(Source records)
------------------------------------------------

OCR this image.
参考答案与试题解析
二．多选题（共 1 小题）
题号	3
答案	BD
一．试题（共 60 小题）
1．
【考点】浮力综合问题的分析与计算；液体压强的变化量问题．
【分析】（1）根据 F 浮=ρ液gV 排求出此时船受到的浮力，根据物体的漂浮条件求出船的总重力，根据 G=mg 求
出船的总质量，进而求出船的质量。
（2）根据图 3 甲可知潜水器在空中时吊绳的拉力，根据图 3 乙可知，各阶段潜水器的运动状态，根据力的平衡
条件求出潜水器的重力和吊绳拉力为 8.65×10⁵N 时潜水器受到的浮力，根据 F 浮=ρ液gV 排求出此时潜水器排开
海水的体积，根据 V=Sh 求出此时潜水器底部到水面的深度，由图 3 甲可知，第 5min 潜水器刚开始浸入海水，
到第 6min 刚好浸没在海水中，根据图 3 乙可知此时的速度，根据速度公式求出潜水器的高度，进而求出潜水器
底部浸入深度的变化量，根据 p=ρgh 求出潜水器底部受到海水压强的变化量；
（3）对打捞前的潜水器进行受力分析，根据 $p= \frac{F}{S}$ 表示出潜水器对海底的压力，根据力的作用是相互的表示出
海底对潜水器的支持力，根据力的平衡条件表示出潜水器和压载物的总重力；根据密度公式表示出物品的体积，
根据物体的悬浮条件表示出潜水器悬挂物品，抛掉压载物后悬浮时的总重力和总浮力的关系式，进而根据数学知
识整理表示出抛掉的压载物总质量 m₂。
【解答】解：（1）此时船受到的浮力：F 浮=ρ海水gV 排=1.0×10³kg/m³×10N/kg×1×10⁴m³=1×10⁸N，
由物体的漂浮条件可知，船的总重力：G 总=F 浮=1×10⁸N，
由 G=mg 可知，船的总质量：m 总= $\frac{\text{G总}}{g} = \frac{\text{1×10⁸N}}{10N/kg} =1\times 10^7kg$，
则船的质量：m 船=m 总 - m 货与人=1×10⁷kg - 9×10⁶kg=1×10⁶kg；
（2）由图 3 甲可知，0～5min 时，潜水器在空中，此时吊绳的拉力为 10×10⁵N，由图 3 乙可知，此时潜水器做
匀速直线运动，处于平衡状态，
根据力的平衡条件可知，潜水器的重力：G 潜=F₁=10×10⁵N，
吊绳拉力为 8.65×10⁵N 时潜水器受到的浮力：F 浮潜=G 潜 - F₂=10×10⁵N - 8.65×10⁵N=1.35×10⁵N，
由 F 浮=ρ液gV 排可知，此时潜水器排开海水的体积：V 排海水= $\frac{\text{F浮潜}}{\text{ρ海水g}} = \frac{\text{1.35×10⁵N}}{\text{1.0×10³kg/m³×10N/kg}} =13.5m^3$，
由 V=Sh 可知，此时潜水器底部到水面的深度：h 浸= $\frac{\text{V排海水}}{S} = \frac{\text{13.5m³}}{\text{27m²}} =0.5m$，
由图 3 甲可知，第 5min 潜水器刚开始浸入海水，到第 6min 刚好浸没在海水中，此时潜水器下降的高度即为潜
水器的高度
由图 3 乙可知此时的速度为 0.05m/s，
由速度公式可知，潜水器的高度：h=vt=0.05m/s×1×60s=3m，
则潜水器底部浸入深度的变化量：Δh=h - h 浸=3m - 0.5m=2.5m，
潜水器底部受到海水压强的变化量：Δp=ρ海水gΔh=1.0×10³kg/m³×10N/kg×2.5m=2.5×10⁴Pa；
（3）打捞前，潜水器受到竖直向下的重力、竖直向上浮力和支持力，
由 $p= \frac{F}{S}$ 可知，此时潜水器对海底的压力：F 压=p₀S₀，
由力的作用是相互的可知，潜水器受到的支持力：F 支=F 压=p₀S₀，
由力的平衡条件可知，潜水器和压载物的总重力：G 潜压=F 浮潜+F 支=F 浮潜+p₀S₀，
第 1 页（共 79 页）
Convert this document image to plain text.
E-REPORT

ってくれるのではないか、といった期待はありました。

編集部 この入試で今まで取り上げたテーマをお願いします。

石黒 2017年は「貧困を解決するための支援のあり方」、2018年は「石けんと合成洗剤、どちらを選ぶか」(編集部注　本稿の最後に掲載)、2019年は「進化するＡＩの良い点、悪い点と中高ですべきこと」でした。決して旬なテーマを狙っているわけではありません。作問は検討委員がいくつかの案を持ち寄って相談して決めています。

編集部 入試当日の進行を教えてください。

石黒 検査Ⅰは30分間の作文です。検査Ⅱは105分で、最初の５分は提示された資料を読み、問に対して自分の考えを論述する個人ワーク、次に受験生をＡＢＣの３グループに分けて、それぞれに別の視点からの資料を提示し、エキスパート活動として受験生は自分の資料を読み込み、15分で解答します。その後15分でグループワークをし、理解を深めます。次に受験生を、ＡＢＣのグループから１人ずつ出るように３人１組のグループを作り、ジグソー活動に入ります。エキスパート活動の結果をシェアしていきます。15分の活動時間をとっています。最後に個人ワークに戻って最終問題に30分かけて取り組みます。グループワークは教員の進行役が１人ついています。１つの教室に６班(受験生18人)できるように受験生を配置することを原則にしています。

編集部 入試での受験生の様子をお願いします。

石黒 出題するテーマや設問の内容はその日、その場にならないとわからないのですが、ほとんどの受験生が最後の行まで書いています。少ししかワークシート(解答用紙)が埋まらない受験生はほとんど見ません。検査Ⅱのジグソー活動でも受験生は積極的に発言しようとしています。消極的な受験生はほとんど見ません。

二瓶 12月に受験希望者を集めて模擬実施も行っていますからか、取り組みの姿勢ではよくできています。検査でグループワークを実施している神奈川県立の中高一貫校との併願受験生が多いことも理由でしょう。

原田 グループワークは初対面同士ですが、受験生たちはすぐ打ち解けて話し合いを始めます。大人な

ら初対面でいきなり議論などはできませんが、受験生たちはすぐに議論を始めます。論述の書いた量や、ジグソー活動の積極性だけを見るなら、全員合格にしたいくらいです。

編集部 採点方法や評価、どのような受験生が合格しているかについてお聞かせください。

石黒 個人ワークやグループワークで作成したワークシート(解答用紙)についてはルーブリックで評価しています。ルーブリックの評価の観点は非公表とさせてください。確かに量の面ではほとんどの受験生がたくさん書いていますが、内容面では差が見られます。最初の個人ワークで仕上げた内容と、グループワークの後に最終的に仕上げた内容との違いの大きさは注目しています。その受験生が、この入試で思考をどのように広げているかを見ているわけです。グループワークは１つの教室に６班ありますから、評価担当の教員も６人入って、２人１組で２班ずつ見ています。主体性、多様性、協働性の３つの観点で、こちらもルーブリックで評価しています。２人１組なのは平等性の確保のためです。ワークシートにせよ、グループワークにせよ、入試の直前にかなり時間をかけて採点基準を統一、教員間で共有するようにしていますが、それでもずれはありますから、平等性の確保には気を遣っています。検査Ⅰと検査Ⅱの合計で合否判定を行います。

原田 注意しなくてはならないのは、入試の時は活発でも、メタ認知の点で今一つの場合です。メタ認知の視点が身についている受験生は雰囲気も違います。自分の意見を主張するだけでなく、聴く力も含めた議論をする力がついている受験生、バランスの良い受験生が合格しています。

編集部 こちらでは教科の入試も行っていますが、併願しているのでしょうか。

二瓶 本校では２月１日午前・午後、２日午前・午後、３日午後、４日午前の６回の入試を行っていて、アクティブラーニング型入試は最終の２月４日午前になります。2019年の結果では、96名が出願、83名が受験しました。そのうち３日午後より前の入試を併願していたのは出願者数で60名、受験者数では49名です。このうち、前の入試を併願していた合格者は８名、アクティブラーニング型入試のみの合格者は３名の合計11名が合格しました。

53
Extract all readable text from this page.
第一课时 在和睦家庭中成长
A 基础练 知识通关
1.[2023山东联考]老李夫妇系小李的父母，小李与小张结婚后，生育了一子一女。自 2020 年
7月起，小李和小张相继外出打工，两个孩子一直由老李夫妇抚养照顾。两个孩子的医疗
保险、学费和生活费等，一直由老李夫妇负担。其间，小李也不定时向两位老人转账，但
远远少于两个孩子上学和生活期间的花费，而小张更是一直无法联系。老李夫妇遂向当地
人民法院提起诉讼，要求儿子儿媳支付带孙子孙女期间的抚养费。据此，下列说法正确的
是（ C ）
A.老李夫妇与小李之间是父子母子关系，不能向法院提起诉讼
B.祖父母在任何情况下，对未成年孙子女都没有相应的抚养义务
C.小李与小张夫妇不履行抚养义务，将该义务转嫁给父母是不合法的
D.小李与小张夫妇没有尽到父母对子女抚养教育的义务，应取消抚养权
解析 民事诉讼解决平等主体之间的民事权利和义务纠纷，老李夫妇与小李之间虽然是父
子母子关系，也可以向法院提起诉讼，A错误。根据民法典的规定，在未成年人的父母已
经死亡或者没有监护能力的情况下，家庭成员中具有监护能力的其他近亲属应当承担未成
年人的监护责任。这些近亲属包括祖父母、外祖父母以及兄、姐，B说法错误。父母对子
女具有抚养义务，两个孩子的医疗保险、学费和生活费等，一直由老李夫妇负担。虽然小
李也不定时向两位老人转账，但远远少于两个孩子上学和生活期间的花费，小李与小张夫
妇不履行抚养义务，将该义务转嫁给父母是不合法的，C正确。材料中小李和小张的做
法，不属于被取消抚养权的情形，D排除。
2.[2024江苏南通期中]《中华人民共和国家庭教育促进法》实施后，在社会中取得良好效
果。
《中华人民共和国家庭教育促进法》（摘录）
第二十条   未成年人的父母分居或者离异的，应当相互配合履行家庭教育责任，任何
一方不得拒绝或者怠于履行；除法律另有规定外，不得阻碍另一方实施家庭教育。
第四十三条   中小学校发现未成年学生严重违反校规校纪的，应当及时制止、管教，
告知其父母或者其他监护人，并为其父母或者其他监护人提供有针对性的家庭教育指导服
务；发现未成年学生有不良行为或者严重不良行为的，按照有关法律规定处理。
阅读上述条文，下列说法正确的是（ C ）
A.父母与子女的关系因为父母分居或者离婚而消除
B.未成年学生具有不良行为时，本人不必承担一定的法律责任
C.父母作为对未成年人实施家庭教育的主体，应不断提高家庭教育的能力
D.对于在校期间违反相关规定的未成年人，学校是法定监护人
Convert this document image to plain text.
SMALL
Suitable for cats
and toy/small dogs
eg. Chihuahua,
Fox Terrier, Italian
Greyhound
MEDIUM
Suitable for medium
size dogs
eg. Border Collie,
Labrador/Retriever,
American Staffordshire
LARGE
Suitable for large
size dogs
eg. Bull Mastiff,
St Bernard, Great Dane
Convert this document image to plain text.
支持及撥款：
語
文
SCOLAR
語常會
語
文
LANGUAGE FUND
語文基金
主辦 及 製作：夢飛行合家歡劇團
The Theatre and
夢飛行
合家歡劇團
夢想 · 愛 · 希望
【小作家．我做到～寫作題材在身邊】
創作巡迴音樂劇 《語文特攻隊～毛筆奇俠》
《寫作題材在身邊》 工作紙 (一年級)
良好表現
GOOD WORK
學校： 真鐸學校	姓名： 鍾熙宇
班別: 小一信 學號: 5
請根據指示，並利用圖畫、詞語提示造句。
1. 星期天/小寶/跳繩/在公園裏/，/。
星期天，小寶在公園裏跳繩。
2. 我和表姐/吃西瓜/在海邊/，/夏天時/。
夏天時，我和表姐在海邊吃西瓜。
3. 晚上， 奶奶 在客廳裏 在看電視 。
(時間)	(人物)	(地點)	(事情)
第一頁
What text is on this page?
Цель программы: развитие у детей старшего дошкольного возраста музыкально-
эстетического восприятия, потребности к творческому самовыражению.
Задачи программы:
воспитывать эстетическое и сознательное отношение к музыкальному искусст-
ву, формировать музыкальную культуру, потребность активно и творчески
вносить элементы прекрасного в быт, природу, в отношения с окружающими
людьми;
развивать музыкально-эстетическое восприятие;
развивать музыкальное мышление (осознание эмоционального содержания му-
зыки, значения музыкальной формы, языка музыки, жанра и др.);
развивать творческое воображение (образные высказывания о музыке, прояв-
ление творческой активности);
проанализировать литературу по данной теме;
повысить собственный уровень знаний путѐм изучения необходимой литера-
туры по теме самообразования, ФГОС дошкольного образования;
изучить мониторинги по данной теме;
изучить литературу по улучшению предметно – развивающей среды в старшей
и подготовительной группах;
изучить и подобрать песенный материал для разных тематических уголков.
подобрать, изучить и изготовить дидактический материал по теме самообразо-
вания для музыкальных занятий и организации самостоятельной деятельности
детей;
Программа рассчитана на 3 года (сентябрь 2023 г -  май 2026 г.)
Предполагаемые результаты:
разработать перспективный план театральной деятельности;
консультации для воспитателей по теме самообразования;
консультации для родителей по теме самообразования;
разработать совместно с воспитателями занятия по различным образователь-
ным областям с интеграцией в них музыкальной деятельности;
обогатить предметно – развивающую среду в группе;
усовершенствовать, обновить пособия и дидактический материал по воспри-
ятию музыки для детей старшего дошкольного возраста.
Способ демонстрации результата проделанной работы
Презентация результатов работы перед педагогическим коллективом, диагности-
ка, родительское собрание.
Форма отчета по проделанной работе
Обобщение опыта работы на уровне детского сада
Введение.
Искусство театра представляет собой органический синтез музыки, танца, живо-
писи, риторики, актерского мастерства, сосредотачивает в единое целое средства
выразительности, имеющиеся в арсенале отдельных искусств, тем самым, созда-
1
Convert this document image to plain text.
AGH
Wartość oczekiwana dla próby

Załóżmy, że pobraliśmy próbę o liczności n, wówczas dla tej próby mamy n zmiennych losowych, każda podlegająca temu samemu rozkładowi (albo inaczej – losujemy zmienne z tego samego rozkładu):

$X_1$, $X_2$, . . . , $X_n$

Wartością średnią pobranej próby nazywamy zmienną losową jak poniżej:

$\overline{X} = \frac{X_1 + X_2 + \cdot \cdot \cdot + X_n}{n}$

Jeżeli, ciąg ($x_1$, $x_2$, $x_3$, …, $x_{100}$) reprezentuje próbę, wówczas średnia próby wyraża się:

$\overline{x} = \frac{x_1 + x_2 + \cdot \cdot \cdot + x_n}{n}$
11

------------------------------------------------

- [Description of the task] Examine the records and pull out every line where the string "潜水器刚开始浸入海水" occurs.

- [Result of this exercise]
海水的体积，根据 V=Sh 求出此时潜水器底部到水面的深度，由图 3 甲可知，第 5min 潜水器刚开始浸入海水，
由图 3 甲可知，第 5min 潜水器刚开始浸入海水，到第 6min 刚好浸没在海水中，此时潜水器下降的高度即为潜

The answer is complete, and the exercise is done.